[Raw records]

.....

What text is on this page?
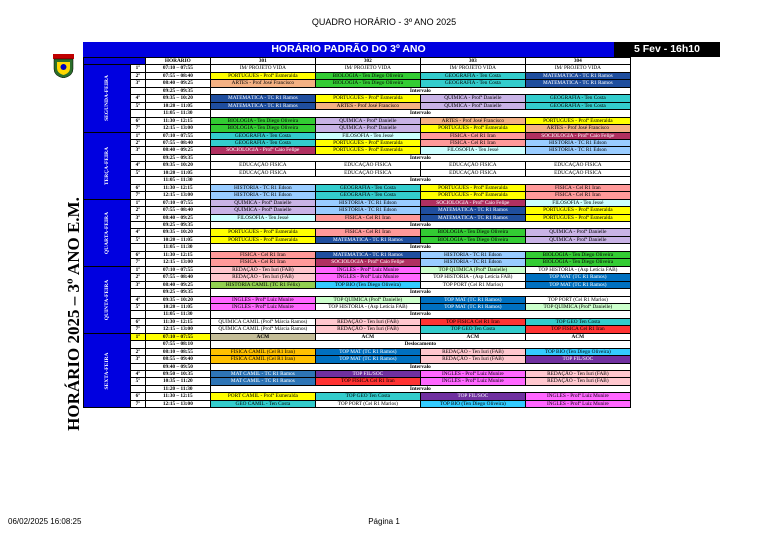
QUADRO HORÁRIO - 3º ANO 2025
HORÁRIO 2025 – 3º ANO E.M.
HORÁRIO PADRÃO DO 3º ANO	5 Fev - 16h10
		HORÁRIO	301	302	303	304

SEGUNDA-FEIRA	1º	07:10 – 07:55	IM/ PROJETO VIDA	IM/ PROJETO VIDA	IM/ PROJETO VIDA	IM/ PROJETO VIDA
	2º	07:55 – 08:40	PORTUGUÊS - Profª Esmeralda	BIOLOGIA - Ten Diego Oliveira	GEOGRAFIA - Ten Costa	MATEMÁTICA - TC R1 Ramos
	3º	08:40 – 09:25	ARTES - Prof José Francisco	BIOLOGIA - Ten Diego Oliveira	GEOGRAFIA - Ten Costa	MATEMÁTICA - TC R1 Ramos
		09:25 – 09:35	Intervalo			
	4º	09:35 – 10:20	MATEMÁTICA - TC R1 Ramos	PORTUGUÊS - Profª Esmeralda	QUÍMICA - Profª Danielle	GEOGRAFIA - Ten Costa
	5º	10:20 – 11:05	MATEMÁTICA - TC R1 Ramos	ARTES - Prof José Francisco	QUÍMICA - Profª Danielle	GEOGRAFIA - Ten Costa
		11:05 – 11:30	Intervalo			
	6º	11:30 – 12:15	BIOLOGIA - Ten Diego Oliveira	QUÍMICA - Profª Danielle	ARTES - Prof José Francisco	PORTUGUÊS - Profª Esmeralda
	7º	12:15 – 13:00	BIOLOGIA - Ten Diego Oliveira	QUÍMICA - Profª Danielle	PORTUGUÊS - Profª Esmeralda	ARTES - Prof José Francisco

TERÇA-FEIRA	1º	07:10 – 07:55	GEOGRAFIA - Ten Costa	FILOSOFIA - Ten Jessé	FÍSICA - Cel R1 Iran	SOCIOLOGIA - Profº Caio Felipe
	2º	07:55 – 08:40	GEOGRAFIA - Ten Costa	PORTUGUÊS - Profª Esmeralda	FÍSICA - Cel R1 Iran	HISTÓRIA - TC R1 Edson
	3º	08:40 – 09:25	SOCIOLOGIA - Profº Caio Felipe	PORTUGUÊS - Profª Esmeralda	FILOSOFIA - Ten Jessé	HISTÓRIA - TC R1 Edson
		09:25 – 09:35	Intervalo			
	4º	09:35 – 10:20	EDUCAÇÃO FÍSICA	EDUCAÇÃO FÍSICA	EDUCAÇÃO FÍSICA	EDUCAÇÃO FÍSICA
	5º	10:20 – 11:05	EDUCAÇÃO FÍSICA	EDUCAÇÃO FÍSICA	EDUCAÇÃO FÍSICA	EDUCAÇÃO FÍSICA
		11:05 – 11:30	Intervalo			
	6º	11:30 – 12:15	HISTÓRIA - TC R1 Edson	GEOGRAFIA - Ten Costa	PORTUGUÊS - Profª Esmeralda	FÍSICA - Cel R1 Iran
	7º	12:15 – 13:00	HISTÓRIA - TC R1 Edson	GEOGRAFIA - Ten Costa	PORTUGUÊS - Profª Esmeralda	FÍSICA - Cel R1 Iran

QUARTA-FEIRA	1º	07:10 – 07:55	QUÍMICA - Profª Danielle	HISTÓRIA - TC R1 Edson	SOCIOLOGIA - Profº Caio Felipe	FILOSOFIA - Ten Jessé
	2º	07:55 – 08:40	QUÍMICA - Profª Danielle	HISTÓRIA - TC R1 Edson	MATEMÁTICA - TC R1 Ramos	PORTUGUÊS - Profª Esmeralda
	3º	08:40 – 09:25	FILOSOFIA - Ten Jessé	FÍSICA - Cel R1 Iran	MATEMÁTICA - TC R1 Ramos	PORTUGUÊS - Profª Esmeralda
		09:25 – 09:35	Intervalo			
	4º	09:35 – 10:20	PORTUGUÊS - Profª Esmeralda	FÍSICA - Cel R1 Iran	BIOLOGIA - Ten Diego Oliveira	QUÍMICA - Profª Danielle
	5º	10:20 – 11:05	PORTUGUÊS - Profª Esmeralda	MATEMÁTICA - TC R1 Ramos	BIOLOGIA - Ten Diego Oliveira	QUÍMICA - Profª Danielle
		11:05 – 11:30	Intervalo			
	6º	11:30 – 12:15	FÍSICA - Cel R1 Iran	MATEMÁTICA - TC R1 Ramos	HISTÓRIA - TC R1 Edson	BIOLOGIA - Ten Diego Oliveira
	7º	12:15 – 13:00	FÍSICA - Cel R1 Iran	SOCIOLOGIA - Profº Caio Felipe	HISTÓRIA - TC R1 Edson	BIOLOGIA - Ten Diego Oliveira

QUINTA-FEIRA	1º	07:10 – 07:55	REDAÇÃO - Ten Iuri (FAB)	INGLÊS - Profª Luiz Munire	TOP QUÍMICA (Profª Danielle)	TOP HISTÓRIA - (Asp Letícia FAB)
	2º	07:55 – 08:40	REDAÇÃO - Ten Iuri (FAB)	INGLÊS - Profª Luiz Munire	TOP HISTÓRIA - (Asp Letícia FAB)	TOP MAT (TC R1 Ramos)
	3º	08:40 – 09:25	HISTÓRIA CAMIL (TC R1 Félix)	TOP BIO (Ten Diego Oliveira)	TOP PORT (Cel R1 Marlos)	TOP MAT (TC R1 Ramos)
		09:25 – 09:35	Intervalo			
	4º	09:35 – 10:20	INGLÊS - Profª Luiz Munire	TOP QUÍMICA (Profª Danielle)	TOP MAT (TC R1 Ramos)	TOP PORT (Cel R1 Marlos)
	5º	10:20 – 11:05	INGLÊS - Profª Luiz Munire	TOP HISTÓRIA - (Asp Letícia FAB)	TOP MAT (TC R1 Ramos)	TOP QUÍMICA (Profª Danielle)
		11:05 – 11:30	Intervalo			
	6º	11:30 – 12:15	QUÍMICA CAMIL (Profª Márcia Ramos)	REDAÇÃO - Ten Iuri (FAB)	TOP FÍSICA Cel R1 Iran	TOP GEO Ten Costa
	7º	12:15 – 13:00	QUÍMICA CAMIL (Profª Márcia Ramos)	REDAÇÃO - Ten Iuri (FAB)	TOP GEO Ten Costa	TOP FÍSICA Cel R1 Iran

SEXTA-FEIRA	1º	07:10 – 07:55	ACM	ACM	ACM	ACM
		07:55 – 08:10	Deslocamento			
	2º	08:10 – 08:55	FÍSICA CAMIL (Cel R1 Iran)	TOP MAT (TC R1 Ramos)	REDAÇÃO - Ten Iuri (FAB)	TOP BIO (Ten Diego Oliveira)
	3º	08:55 – 09:40	FÍSICA CAMIL (Cel R1 Iran)	TOP MAT (TC R1 Ramos)	REDAÇÃO - Ten Iuri (FAB)	TOP FIL/SOC
		09:40 – 09:50	Intervalo			
	4º	09:50 – 10:35	MAT CAMIL - TC R1 Ramos	TOP FIL/SOC	INGLÊS - Profª Luiz Munire	REDAÇÃO - Ten Iuri (FAB)
	5º	10:35 – 11:20	MAT CAMIL - TC R1 Ramos	TOP FÍSICA Cel R1 Iran	INGLÊS - Profª Luiz Munire	REDAÇÃO - Ten Iuri (FAB)
		11:20 – 11:30	Intervalo			
	6º	11:30 – 12:15	PORT CAMIL - Profª Esmeralda	TOP GEO Ten Costa	TOP FIL/SOC	INGLÊS - Profª Luiz Munire
	7º	12:15 – 13:00	GEO CAMIL - Ten Costa	TOP PORT (Cel R1 Marlos)	TOP BIO (Ten Diego Oliveira)	INGLÊS - Profª Luiz Munire
06/02/2025 16:08:25	Página 1
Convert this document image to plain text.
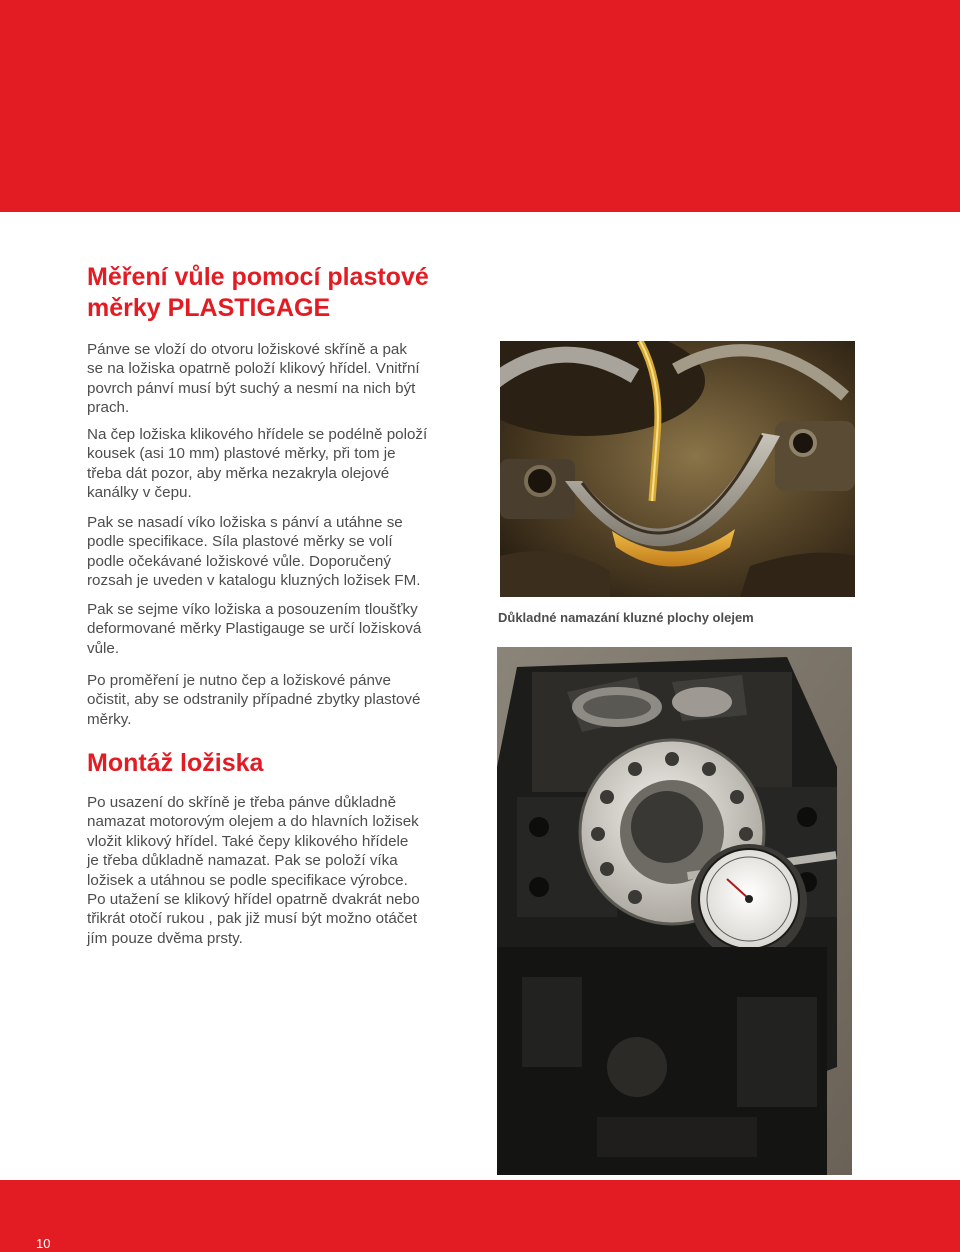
Měření vůle pomocí plastové
měrky PLASTIGAGE

Pánve se vloží do otvoru ložiskové skříně a pak
se na ložiska opatrně položí klikový hřídel. Vnitřní
povrch pánví musí být suchý a nesmí na nich být
prach.

Na čep ložiska klikového hřídele se podélně položí
kousek (asi 10 mm) plastové měrky, při tom je
třeba dát pozor, aby měrka nezakryla olejové
kanálky v čepu.

Pak se nasadí víko ložiska s pánví a utáhne se
podle specifikace. Síla plastové měrky se volí
podle očekávané ložiskové vůle. Doporučený
rozsah je uveden v katalogu kluzných ložisek FM.

Pak se sejme víko ložiska a posouzením tloušťky
deformované měrky Plastigauge se určí ložisková
vůle.

Po proměření je nutno čep a ložiskové pánve
očistit, aby se odstranily případné zbytky plastové
měrky.

Montáž ložiska

Po usazení do skříně je třeba pánve důkladně
namazat motorovým olejem a do hlavních ložisek
vložit klikový hřídel. Také čepy klikového hřídele
je třeba důkladně namazat. Pak se položí víka
ložisek a utáhnou se podle specifikace výrobce.
Po utažení se klikový hřídel opatrně dvakrát nebo
třikrát otočí rukou , pak již musí být možno otáčet
jím pouze dvěma prsty.

Důkladné namazání kluzné plochy olejem
10
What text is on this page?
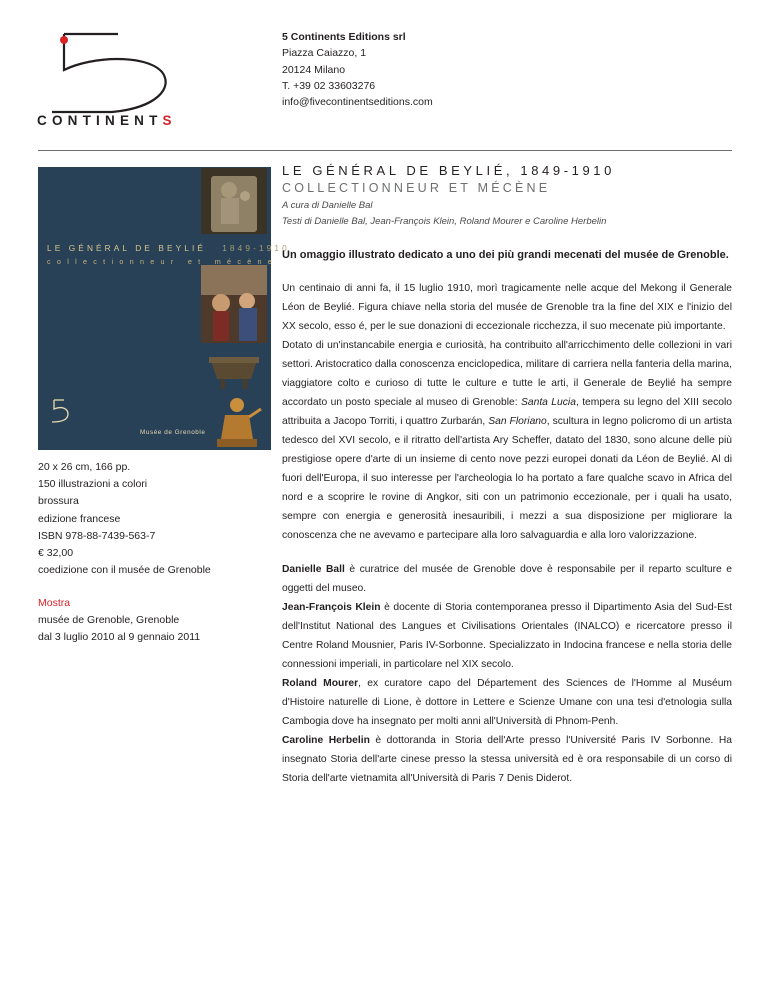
CONTINENTS
5 Continents Editions srl
Piazza Caiazzo, 1
20124 Milano
T. +39 02 33603276
info@fivecontinentseditions.com
LE GÉNÉRAL DE BEYLIÉ 1849-1910
collectionneur et mécène
Musée de Grenoble
20 x 26 cm, 166 pp.
150 illustrazioni a colori
brossura
edizione francese
ISBN 978-88-7439-563-7
€ 32,00
coedizione con il musée de Grenoble
Mostra
musée de Grenoble, Grenoble
dal 3 luglio 2010 al 9 gennaio 2011
LE GÉNÉRAL DE BEYLIÉ, 1849-1910
COLLECTIONNEUR ET MÉCÈNE
A cura di Danielle Bal
Testi di Danielle Bal, Jean-François Klein, Roland Mourer e Caroline Herbelin
Un omaggio illustrato dedicato a uno dei più grandi mecenati del musée de Grenoble.

Un centinaio di anni fa, il 15 luglio 1910, morì tragicamente nelle acque del Mekong il Generale Léon de Beylié. Figura chiave nella storia del musée de Grenoble tra la fine del XIX e l'inizio del XX secolo, esso é, per le sue donazioni di eccezionale ricchezza, il suo mecenate più importante.

Dotato di un'instancabile energia e curiosità, ha contribuito all'arricchimento delle collezioni in vari settori. Aristocratico dalla conoscenza enciclopedica, militare di carriera nella fanteria della marina, viaggiatore colto e curioso di tutte le culture e tutte le arti, il Generale de Beylié ha sempre accordato un posto speciale al museo di Grenoble: Santa Lucia, tempera su legno del XIII secolo attribuita a Jacopo Torriti, i quattro Zurbarán, San Floriano, scultura in legno policromo di un artista tedesco del XVI secolo, e il ritratto dell'artista Ary Scheffer, datato del 1830, sono alcune delle più prestigiose opere d'arte di un insieme di cento nove pezzi europei donati da Léon de Beylié. Al di fuori dell'Europa, il suo interesse per l'archeologia lo ha portato a fare qualche scavo in Africa del nord e a scoprire le rovine di Angkor, siti con un patrimonio eccezionale, per i quali ha usato, sempre con energia e generosità inesauribili, i mezzi a sua disposizione per migliorare la conoscenza che ne avevamo e partecipare alla loro salvaguardia e alla loro valorizzazione.

Danielle Ball è curatrice del musée de Grenoble dove è responsabile per il reparto sculture e oggetti del museo.

Jean-François Klein è docente di Storia contemporanea presso il Dipartimento Asia del Sud-Est dell'Institut National des Langues et Civilisations Orientales (INALCO) e ricercatore presso il Centre Roland Mousnier, Paris IV-Sorbonne. Specializzato in Indocina francese e nella storia delle connessioni imperiali, in particolare nel XIX secolo.

Roland Mourer, ex curatore capo del Département des Sciences de l'Homme al Muséum d'Histoire naturelle di Lione, è dottore in Lettere e Scienze Umane con una tesi d'etnologia sulla Cambogia dove ha insegnato per molti anni all'Università di Phnom-Penh.

Caroline Herbelin è dottoranda in Storia dell'Arte presso l'Université Paris IV Sorbonne. Ha insegnato Storia dell'arte cinese presso la stessa università ed è ora responsabile di un corso di Storia dell'arte vietnamita all'Università di Paris 7 Denis Diderot.
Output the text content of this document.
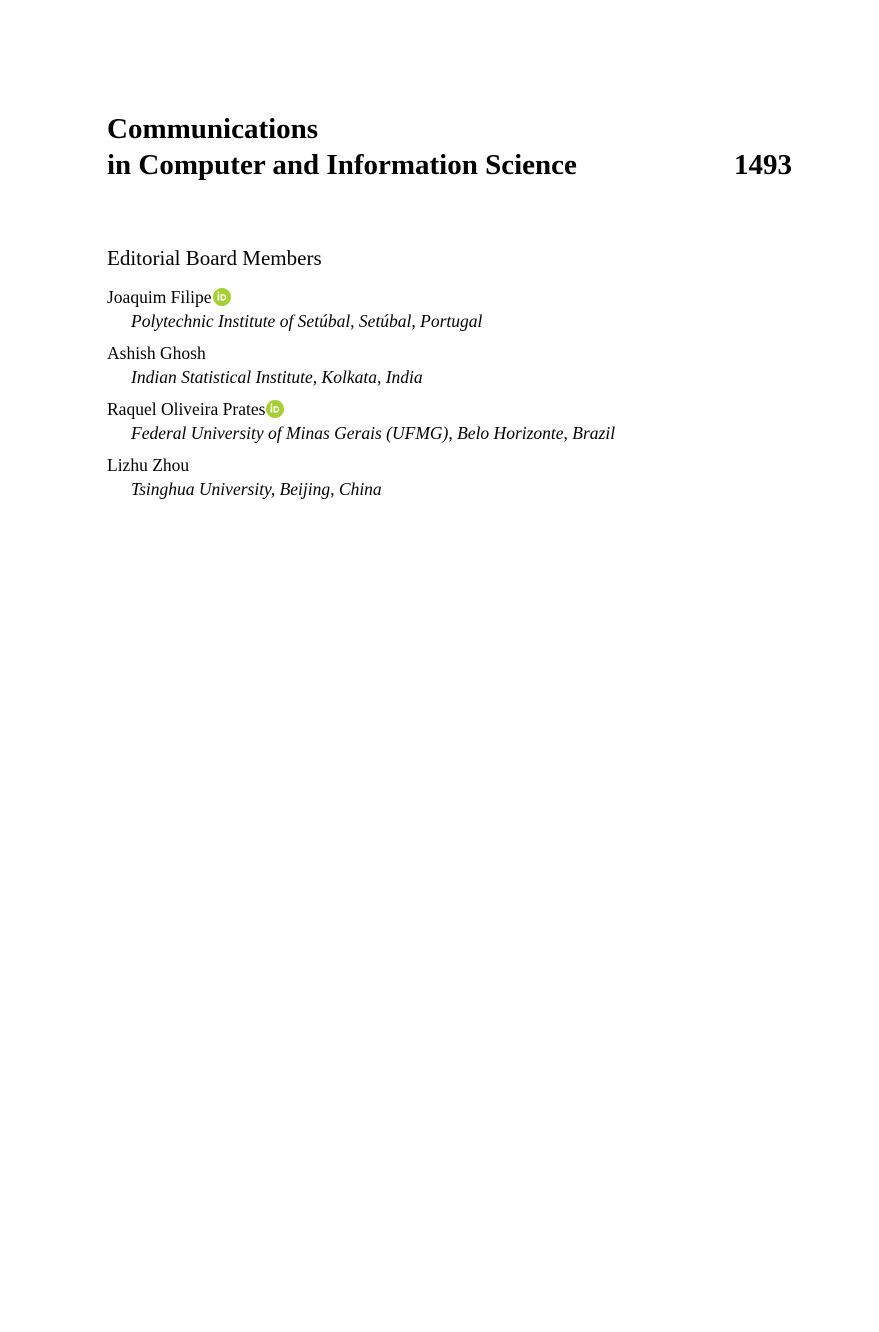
Communications
in Computer and Information Science	1493
Editorial Board Members
Joaquim Filipe
Polytechnic Institute of Setúbal, Setúbal, Portugal
Ashish Ghosh
Indian Statistical Institute, Kolkata, India
Raquel Oliveira Prates
Federal University of Minas Gerais (UFMG), Belo Horizonte, Brazil
Lizhu Zhou
Tsinghua University, Beijing, China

.....

=== Problem details ===
How many of the lines in the listing above hold the word "Herbelin"? Report only that figure.

=== The response ===
2